*Task statement*.
Filter the data for lines with the word "Teklif", then copy every line so identified.

*Dataset records*.
......

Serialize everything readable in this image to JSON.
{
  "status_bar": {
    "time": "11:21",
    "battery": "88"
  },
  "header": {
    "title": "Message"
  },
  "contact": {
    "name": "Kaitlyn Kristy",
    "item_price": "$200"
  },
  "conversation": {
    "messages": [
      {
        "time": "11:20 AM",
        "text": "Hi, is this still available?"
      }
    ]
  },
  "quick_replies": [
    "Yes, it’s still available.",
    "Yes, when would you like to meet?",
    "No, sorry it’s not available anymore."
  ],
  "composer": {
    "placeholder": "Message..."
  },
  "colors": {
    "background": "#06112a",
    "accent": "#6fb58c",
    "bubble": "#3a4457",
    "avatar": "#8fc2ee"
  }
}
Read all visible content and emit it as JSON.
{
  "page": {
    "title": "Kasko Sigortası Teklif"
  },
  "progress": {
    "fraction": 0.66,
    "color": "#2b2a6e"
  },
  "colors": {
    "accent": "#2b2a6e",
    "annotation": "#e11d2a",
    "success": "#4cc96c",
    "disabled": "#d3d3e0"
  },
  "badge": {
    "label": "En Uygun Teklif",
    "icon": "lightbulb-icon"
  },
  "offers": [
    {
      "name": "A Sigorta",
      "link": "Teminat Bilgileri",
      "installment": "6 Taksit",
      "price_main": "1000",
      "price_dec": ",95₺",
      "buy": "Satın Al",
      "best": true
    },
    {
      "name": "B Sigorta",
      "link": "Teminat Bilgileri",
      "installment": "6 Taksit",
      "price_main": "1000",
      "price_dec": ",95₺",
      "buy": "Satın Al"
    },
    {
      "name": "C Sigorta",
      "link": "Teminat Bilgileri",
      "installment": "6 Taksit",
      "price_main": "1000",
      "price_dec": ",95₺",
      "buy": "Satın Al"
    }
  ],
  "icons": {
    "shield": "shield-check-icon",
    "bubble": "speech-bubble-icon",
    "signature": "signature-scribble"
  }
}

......

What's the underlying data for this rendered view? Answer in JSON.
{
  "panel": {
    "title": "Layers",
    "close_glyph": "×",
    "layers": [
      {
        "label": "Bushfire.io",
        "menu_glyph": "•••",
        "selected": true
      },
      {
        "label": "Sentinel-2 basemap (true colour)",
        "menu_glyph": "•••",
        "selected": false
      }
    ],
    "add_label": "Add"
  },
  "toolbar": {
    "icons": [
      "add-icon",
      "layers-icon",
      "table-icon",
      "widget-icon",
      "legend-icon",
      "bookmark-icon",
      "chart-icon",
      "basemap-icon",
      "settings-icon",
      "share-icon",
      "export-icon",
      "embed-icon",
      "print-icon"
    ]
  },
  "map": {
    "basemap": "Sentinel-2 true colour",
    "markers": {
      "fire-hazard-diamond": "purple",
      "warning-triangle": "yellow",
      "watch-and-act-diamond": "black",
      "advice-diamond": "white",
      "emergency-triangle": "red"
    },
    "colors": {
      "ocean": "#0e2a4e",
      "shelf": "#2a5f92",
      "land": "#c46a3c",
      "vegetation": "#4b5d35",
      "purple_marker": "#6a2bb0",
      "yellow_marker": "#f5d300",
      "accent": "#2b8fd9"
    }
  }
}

......

*Complete response*.
    "title": "Kasko Sigortası Teklif"
    "label": "En Uygun Teklif",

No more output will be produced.